Leave out the images and repeat the listing below without a single change.

----- Supplied information

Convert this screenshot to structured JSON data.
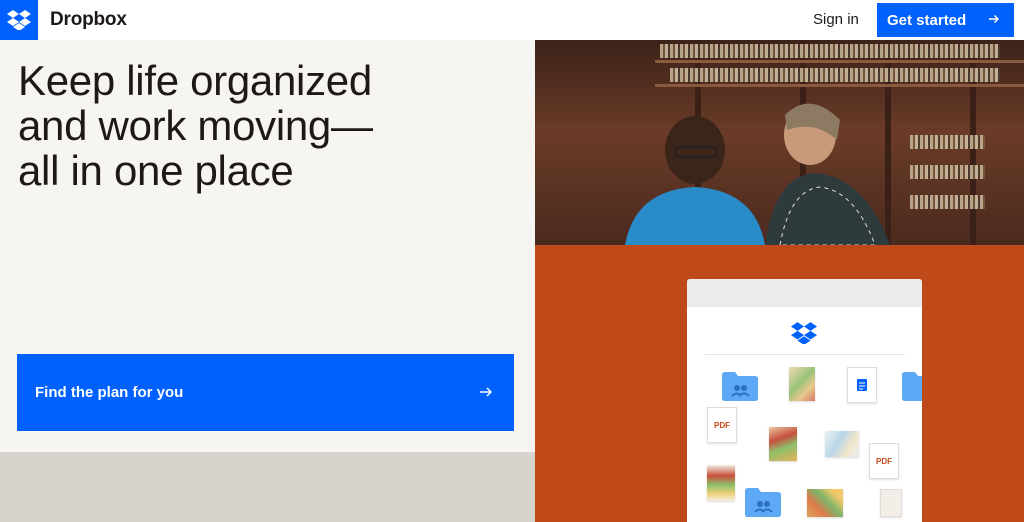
{
  "header": {
    "brand": "Dropbox",
    "sign_in": "Sign in",
    "get_started": "Get started"
  },
  "hero": {
    "headline_lines": [
      "Keep life organized",
      "and work moving—",
      "all in one place"
    ],
    "cta_label": "Find the plan for you"
  },
  "card": {
    "pdf_label": "PDF"
  },
  "colors": {
    "brand_blue": "#0061fe",
    "hero_bg": "#f7f5f2",
    "panel_orange": "#c0491a",
    "folder_blue": "#5ea9f5"
  },
  "icons": [
    "dropbox-logo-icon",
    "arrow-right-icon",
    "folder-icon",
    "document-icon",
    "pdf-file-icon",
    "image-thumbnail-icon"
  ]
}
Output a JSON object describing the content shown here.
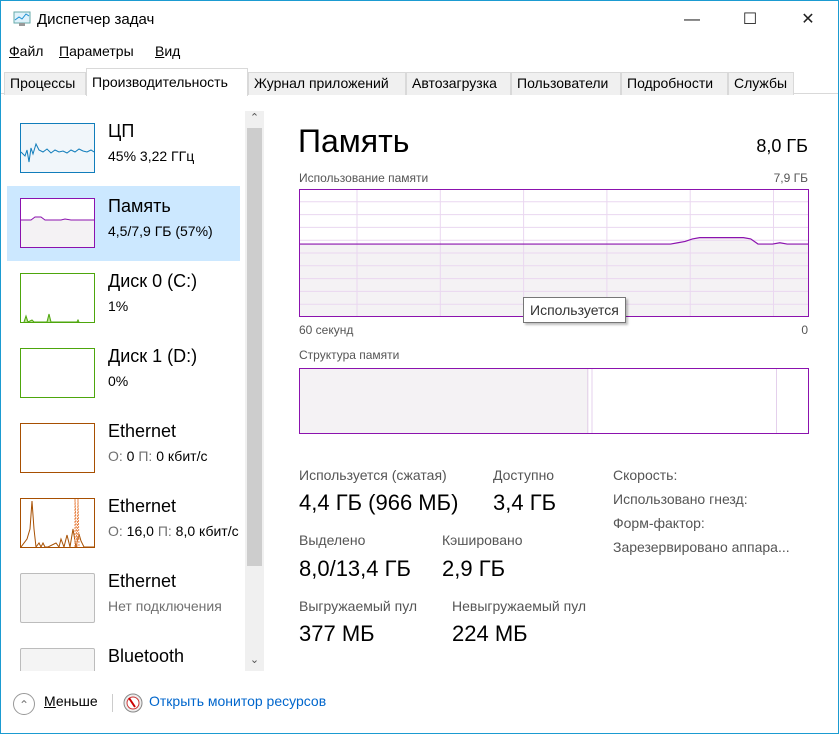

----------

• Finished answer:
Convert this screenshot to structured JSON data.
{
  "header": {
    "brand": "Dropbox",
    "sign_in": "Sign in",
    "get_started": "Get started"
  },
  "hero": {
    "headline_lines": [
      "Keep life organized",
      "and work moving—",
      "all in one place"
    ],
    "cta_label": "Find the plan for you"
  },
  "card": {
    "pdf_label": "PDF"
  },
  "colors": {
    "brand_blue": "#0061fe",
    "hero_bg": "#f7f5f2",
    "panel_orange": "#c0491a",
    "folder_blue": "#5ea9f5"
  },
  "icons": [
    "dropbox-logo-icon",
    "arrow-right-icon",
    "folder-icon",
    "document-icon",
    "pdf-file-icon",
    "image-thumbnail-icon"
  ]
}
Output a JSON object describing the content shown here.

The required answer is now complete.